Wir versuchen, über Regionaltreffen von GG/BO-Mitgliedern und GG/BO-Solidarischen unsere Basis draußen deutlich auszubauen, damit unsere Kolleg_innen drinnen die „soziale Schutzmacht“ GG/BO tatsächlich spüren können.

F: Aber während des Hunger- und Bummelstreiks in der JVA Butzbach ward ihr doch im letzten Dezember in aller Munde…

A: Das ist richtig. Die mediale Resonanz verdeckt aber, dass wir alles an Kraft und Struktur mobilisieren mussten, damit der Butzbacher Gefangenenprotest überhaupt zu einem Thema werden konnte. Ohne die Diskussionen und Aktivitäten der Kolleg_innen vom „Netzwerk für die Rechte gefangener Arbeiter_innen“ wären die Gefangenen in der JVA Butzbach und wir als Sprachrohr der eingeknasteten Gewerkschafter_innen allerdings nicht derart stark in die Öffentlichkeit gedrungen.
Wir denken, dass „Butzbach“ eine gewisse Signalfunktion hat: es kann gelingen, dass inhaftierte und nicht inhaftierte Kolleg_innen nicht nur in der Aktion zusammenkommen, sondern auch öffentliche Debatten initiieren und zum Teil sogar prägen können. Möglicherweise war „Butzbach“ eine Art Vorlage für ähnliche Initiativen in anderen Haftanstalten dieser Republik…

F: Auffallend ist, dass Ihr im vergangenen Jahr einen regelrechten Veranstaltungsmarathon absolviert habt. Warum?

# Bereitgestelltes Material
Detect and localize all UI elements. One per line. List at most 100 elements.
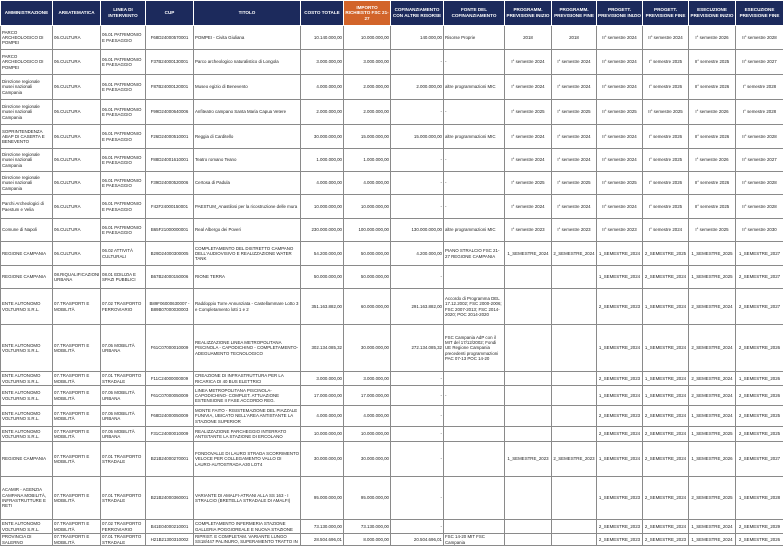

# Übungsaufgaben
1/ Beantworte die folgenden Fragen zum Interview über die GG/BO:
(a) Auf welchem Weg will die GG/BO ihre Basis draußen ausbauen?
(b) Welche Form des Protests gab es im letzten Dezember in der JVA Butzbach?
(c) Ohne wessen Diskussionen und Aktivitäten wären die Gefangenen nicht derart stark in die Öffentlichkeit gedrungen?
2/ Führe das Interview über die GG/BO weiter, indem du an die zuletzt gestellte Frage anschließt.
Die Zeilen sind für die Bearbeitung ohne Bedeutung.

# Lösungen
1/
(a) Über Regionaltreffen von GG/BO-Mitgliedern und GG/BO-Solidarischen.
(b) Einen Hunger- und Bummelstreik.
(c) Ohne die der Kolleg_innen vom „Netzwerk für die Rechte gefangener Arbeiter_innen“.

2/
A: Wir bewegen uns permanent in einem Hyper-Aktivismus, der mitunter sehr strapaziös ist. Wir haben in den letzten Monate u.a. durch etwa vier Dutzend Veranstaltungen in der BRD und Österreich zahlreiche neue Kontakte herstellen oder vertiefen können. Vor allem in das gesamte Gewerkschaftsspektrum hinein und zu Akteur_innen in sozialen Bewegungen.
Neben der Bekanntmachung der GG/BO-Forderungen und –Kampagnen war das Ziel, dass sich lokal und hierüber regional GG/BO-solidarische Gruppenzusammenhänge bilden, die die Koordination der GG/BO-Arbeit vor Ort übernehmen und einen direkten Draht zu unseren inhaftierten Mitgliedern und vielen, vielen Sympathisant_innen halten. Das ist leider zu selten wirklich eingetreten, deshalb pochen wir auch so stark darauf, die GG/BO zur Sache der gesamten basisgewerkschaftlichen und sozialen Bewegung zu machen…

F: Als GG/BO habt ihr sprichwörtlich Neuland betreten. Österreich. Wie kam es dazu?

A: Da basisgewerkschaftliche Solidarität grenzenlos und unteilbar ist, haben wir uns für den freundlichen Grenzübertritt entschieden. Zugegeben ein ambitioniertes Zusatz-Projekt der GG/BO, was auch von einigen Aktivist_innen kritisch gesehen wird.
Wir stehen in Österreich erst am Anfang, auch wenn sich bereits Soli-Strukturen gebildet haben, Pressearbeit gemacht werden konnte und vor allem die ersten Organisierungsansätze in den Häf´n stattfinden.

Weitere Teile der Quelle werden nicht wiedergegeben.